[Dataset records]
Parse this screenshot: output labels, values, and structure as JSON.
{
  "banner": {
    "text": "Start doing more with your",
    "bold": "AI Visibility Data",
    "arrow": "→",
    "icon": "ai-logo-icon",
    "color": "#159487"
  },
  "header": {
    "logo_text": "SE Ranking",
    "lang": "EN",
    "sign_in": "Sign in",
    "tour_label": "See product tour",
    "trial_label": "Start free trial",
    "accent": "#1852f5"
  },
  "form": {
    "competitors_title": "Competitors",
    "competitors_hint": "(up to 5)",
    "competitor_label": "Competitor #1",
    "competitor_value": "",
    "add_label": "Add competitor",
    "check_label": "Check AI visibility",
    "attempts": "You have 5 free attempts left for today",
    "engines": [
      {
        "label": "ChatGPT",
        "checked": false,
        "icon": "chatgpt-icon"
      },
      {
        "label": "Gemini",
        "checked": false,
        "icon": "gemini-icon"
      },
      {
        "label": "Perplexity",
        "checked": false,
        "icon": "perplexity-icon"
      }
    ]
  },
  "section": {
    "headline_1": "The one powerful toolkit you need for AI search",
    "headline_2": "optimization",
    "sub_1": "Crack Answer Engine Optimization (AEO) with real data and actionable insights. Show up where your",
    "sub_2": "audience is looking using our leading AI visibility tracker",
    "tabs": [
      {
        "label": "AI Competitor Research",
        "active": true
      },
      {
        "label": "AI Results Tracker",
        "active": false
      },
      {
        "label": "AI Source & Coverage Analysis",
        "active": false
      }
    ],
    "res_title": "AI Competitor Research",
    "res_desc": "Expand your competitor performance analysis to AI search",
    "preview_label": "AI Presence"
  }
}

Directive: Copy the entries above exactly, leaving none out.

Solved exercise:
Parse this screenshot: output labels, values, and structure as JSON.
{
  "banner": {
    "text": "Start doing more with your",
    "bold": "AI Visibility Data",
    "arrow": "→",
    "icon": "ai-logo-icon",
    "color": "#159487"
  },
  "header": {
    "logo_text": "SE Ranking",
    "lang": "EN",
    "sign_in": "Sign in",
    "tour_label": "See product tour",
    "trial_label": "Start free trial",
    "accent": "#1852f5"
  },
  "form": {
    "competitors_title": "Competitors",
    "competitors_hint": "(up to 5)",
    "competitor_label": "Competitor #1",
    "competitor_value": "",
    "add_label": "Add competitor",
    "check_label": "Check AI visibility",
    "attempts": "You have 5 free attempts left for today",
    "engines": [
      {
        "label": "ChatGPT",
        "checked": false,
        "icon": "chatgpt-icon"
      },
      {
        "label": "Gemini",
        "checked": false,
        "icon": "gemini-icon"
      },
      {
        "label": "Perplexity",
        "checked": false,
        "icon": "perplexity-icon"
      }
    ]
  },
  "section": {
    "headline_1": "The one powerful toolkit you need for AI search",
    "headline_2": "optimization",
    "sub_1": "Crack Answer Engine Optimization (AEO) with real data and actionable insights. Show up where your",
    "sub_2": "audience is looking using our leading AI visibility tracker",
    "tabs": [
      {
        "label": "AI Competitor Research",
        "active": true
      },
      {
        "label": "AI Results Tracker",
        "active": false
      },
      {
        "label": "AI Source & Coverage Analysis",
        "active": false
      }
    ],
    "res_title": "AI Competitor Research",
    "res_desc": "Expand your competitor performance analysis to AI search",
    "preview_label": "AI Presence"
  }
}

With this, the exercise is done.